What you have to do
Below are some records. Say how many of their lines contain the string "xlabel", and give nothing but the number.

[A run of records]
►
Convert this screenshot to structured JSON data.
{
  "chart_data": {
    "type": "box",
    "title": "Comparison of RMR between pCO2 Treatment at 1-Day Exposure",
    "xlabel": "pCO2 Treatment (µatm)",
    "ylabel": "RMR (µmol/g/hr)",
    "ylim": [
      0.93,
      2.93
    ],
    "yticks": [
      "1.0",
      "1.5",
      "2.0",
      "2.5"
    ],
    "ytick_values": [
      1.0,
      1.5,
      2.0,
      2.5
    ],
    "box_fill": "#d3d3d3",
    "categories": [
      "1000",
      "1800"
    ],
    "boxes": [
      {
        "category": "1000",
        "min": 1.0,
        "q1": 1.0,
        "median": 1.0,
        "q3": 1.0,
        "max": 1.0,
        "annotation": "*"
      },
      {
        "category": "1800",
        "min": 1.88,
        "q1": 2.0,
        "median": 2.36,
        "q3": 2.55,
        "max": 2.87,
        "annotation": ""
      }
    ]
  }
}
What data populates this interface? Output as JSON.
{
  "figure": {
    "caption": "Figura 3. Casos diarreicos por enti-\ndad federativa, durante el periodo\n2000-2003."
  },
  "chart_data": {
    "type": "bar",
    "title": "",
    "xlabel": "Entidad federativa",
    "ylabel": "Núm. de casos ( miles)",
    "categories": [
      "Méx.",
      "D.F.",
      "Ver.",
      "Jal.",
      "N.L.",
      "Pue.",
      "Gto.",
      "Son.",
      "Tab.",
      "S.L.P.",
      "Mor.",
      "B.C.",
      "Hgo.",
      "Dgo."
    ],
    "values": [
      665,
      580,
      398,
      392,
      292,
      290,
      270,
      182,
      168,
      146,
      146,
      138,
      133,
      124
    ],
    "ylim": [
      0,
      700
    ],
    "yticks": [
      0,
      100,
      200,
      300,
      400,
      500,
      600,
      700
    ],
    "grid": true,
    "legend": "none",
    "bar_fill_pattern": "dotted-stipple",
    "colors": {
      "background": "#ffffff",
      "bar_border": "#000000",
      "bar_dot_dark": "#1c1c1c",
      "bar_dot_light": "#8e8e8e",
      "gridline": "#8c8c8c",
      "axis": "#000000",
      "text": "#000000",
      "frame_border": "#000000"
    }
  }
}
◄
Response to this exercise
2